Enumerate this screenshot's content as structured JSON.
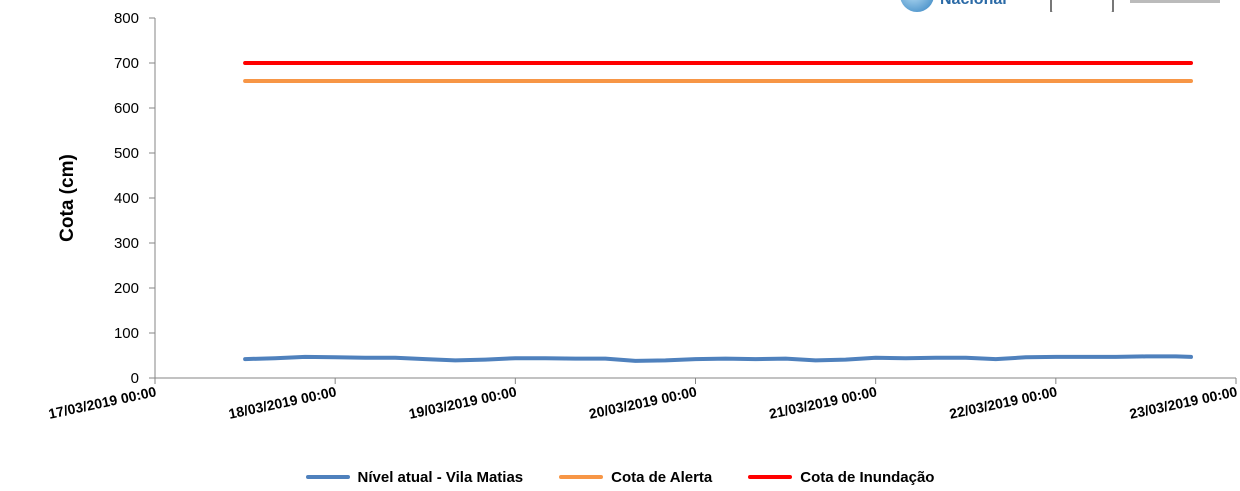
{
  "chart_data": {
    "type": "line",
    "title": "",
    "ylabel": "Cota (cm)",
    "xlabel": "",
    "ylim": [
      0,
      800
    ],
    "yticks": [
      "0",
      "100",
      "200",
      "300",
      "400",
      "500",
      "600",
      "700",
      "800"
    ],
    "xlim": [
      "17/03/2019 00:00",
      "23/03/2019 00:00"
    ],
    "xticks": [
      "17/03/2019 00:00",
      "18/03/2019 00:00",
      "19/03/2019 00:00",
      "20/03/2019 00:00",
      "21/03/2019 00:00",
      "22/03/2019 00:00",
      "23/03/2019 00:00"
    ],
    "legend_position": "bottom",
    "grid": false,
    "series": [
      {
        "name": "Nível atual - Vila Matias",
        "color": "#4f81bd",
        "points": [
          [
            "17/03/2019 12:00",
            42
          ],
          [
            "17/03/2019 16:00",
            44
          ],
          [
            "17/03/2019 20:00",
            47
          ],
          [
            "18/03/2019 00:00",
            46
          ],
          [
            "18/03/2019 04:00",
            45
          ],
          [
            "18/03/2019 08:00",
            45
          ],
          [
            "18/03/2019 12:00",
            42
          ],
          [
            "18/03/2019 16:00",
            39
          ],
          [
            "18/03/2019 20:00",
            41
          ],
          [
            "19/03/2019 00:00",
            44
          ],
          [
            "19/03/2019 04:00",
            44
          ],
          [
            "19/03/2019 08:00",
            43
          ],
          [
            "19/03/2019 12:00",
            43
          ],
          [
            "19/03/2019 16:00",
            38
          ],
          [
            "19/03/2019 20:00",
            39
          ],
          [
            "20/03/2019 00:00",
            42
          ],
          [
            "20/03/2019 04:00",
            43
          ],
          [
            "20/03/2019 08:00",
            42
          ],
          [
            "20/03/2019 12:00",
            43
          ],
          [
            "20/03/2019 16:00",
            39
          ],
          [
            "20/03/2019 20:00",
            41
          ],
          [
            "21/03/2019 00:00",
            45
          ],
          [
            "21/03/2019 04:00",
            44
          ],
          [
            "21/03/2019 08:00",
            45
          ],
          [
            "21/03/2019 12:00",
            45
          ],
          [
            "21/03/2019 16:00",
            42
          ],
          [
            "21/03/2019 20:00",
            46
          ],
          [
            "22/03/2019 00:00",
            47
          ],
          [
            "22/03/2019 04:00",
            47
          ],
          [
            "22/03/2019 08:00",
            47
          ],
          [
            "22/03/2019 12:00",
            48
          ],
          [
            "22/03/2019 16:00",
            48
          ],
          [
            "22/03/2019 18:00",
            47
          ]
        ]
      },
      {
        "name": "Cota de Alerta",
        "color": "#f79646",
        "points": [
          [
            "17/03/2019 12:00",
            660
          ],
          [
            "22/03/2019 18:00",
            660
          ]
        ]
      },
      {
        "name": "Cota de Inundação",
        "color": "#ff0000",
        "points": [
          [
            "17/03/2019 12:00",
            700
          ],
          [
            "22/03/2019 18:00",
            700
          ]
        ]
      }
    ]
  },
  "logo": {
    "text": "Nacional"
  }
}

________________________

• _What is required_: Without the pictures, write out all of the material exactly.

• _Task result_:
Enumerate this screenshot's content as structured JSON.
{
  "chart_data": {
    "type": "line",
    "title": "",
    "ylabel": "Cota (cm)",
    "xlabel": "",
    "ylim": [
      0,
      800
    ],
    "yticks": [
      "0",
      "100",
      "200",
      "300",
      "400",
      "500",
      "600",
      "700",
      "800"
    ],
    "xlim": [
      "17/03/2019 00:00",
      "23/03/2019 00:00"
    ],
    "xticks": [
      "17/03/2019 00:00",
      "18/03/2019 00:00",
      "19/03/2019 00:00",
      "20/03/2019 00:00",
      "21/03/2019 00:00",
      "22/03/2019 00:00",
      "23/03/2019 00:00"
    ],
    "legend_position": "bottom",
    "grid": false,
    "series": [
      {
        "name": "Nível atual - Vila Matias",
        "color": "#4f81bd",
        "points": [
          [
            "17/03/2019 12:00",
            42
          ],
          [
            "17/03/2019 16:00",
            44
          ],
          [
            "17/03/2019 20:00",
            47
          ],
          [
            "18/03/2019 00:00",
            46
          ],
          [
            "18/03/2019 04:00",
            45
          ],
          [
            "18/03/2019 08:00",
            45
          ],
          [
            "18/03/2019 12:00",
            42
          ],
          [
            "18/03/2019 16:00",
            39
          ],
          [
            "18/03/2019 20:00",
            41
          ],
          [
            "19/03/2019 00:00",
            44
          ],
          [
            "19/03/2019 04:00",
            44
          ],
          [
            "19/03/2019 08:00",
            43
          ],
          [
            "19/03/2019 12:00",
            43
          ],
          [
            "19/03/2019 16:00",
            38
          ],
          [
            "19/03/2019 20:00",
            39
          ],
          [
            "20/03/2019 00:00",
            42
          ],
          [
            "20/03/2019 04:00",
            43
          ],
          [
            "20/03/2019 08:00",
            42
          ],
          [
            "20/03/2019 12:00",
            43
          ],
          [
            "20/03/2019 16:00",
            39
          ],
          [
            "20/03/2019 20:00",
            41
          ],
          [
            "21/03/2019 00:00",
            45
          ],
          [
            "21/03/2019 04:00",
            44
          ],
          [
            "21/03/2019 08:00",
            45
          ],
          [
            "21/03/2019 12:00",
            45
          ],
          [
            "21/03/2019 16:00",
            42
          ],
          [
            "21/03/2019 20:00",
            46
          ],
          [
            "22/03/2019 00:00",
            47
          ],
          [
            "22/03/2019 04:00",
            47
          ],
          [
            "22/03/2019 08:00",
            47
          ],
          [
            "22/03/2019 12:00",
            48
          ],
          [
            "22/03/2019 16:00",
            48
          ],
          [
            "22/03/2019 18:00",
            47
          ]
        ]
      },
      {
        "name": "Cota de Alerta",
        "color": "#f79646",
        "points": [
          [
            "17/03/2019 12:00",
            660
          ],
          [
            "22/03/2019 18:00",
            660
          ]
        ]
      },
      {
        "name": "Cota de Inundação",
        "color": "#ff0000",
        "points": [
          [
            "17/03/2019 12:00",
            700
          ],
          [
            "22/03/2019 18:00",
            700
          ]
        ]
      }
    ]
  },
  "logo": {
    "text": "Nacional"
  }
}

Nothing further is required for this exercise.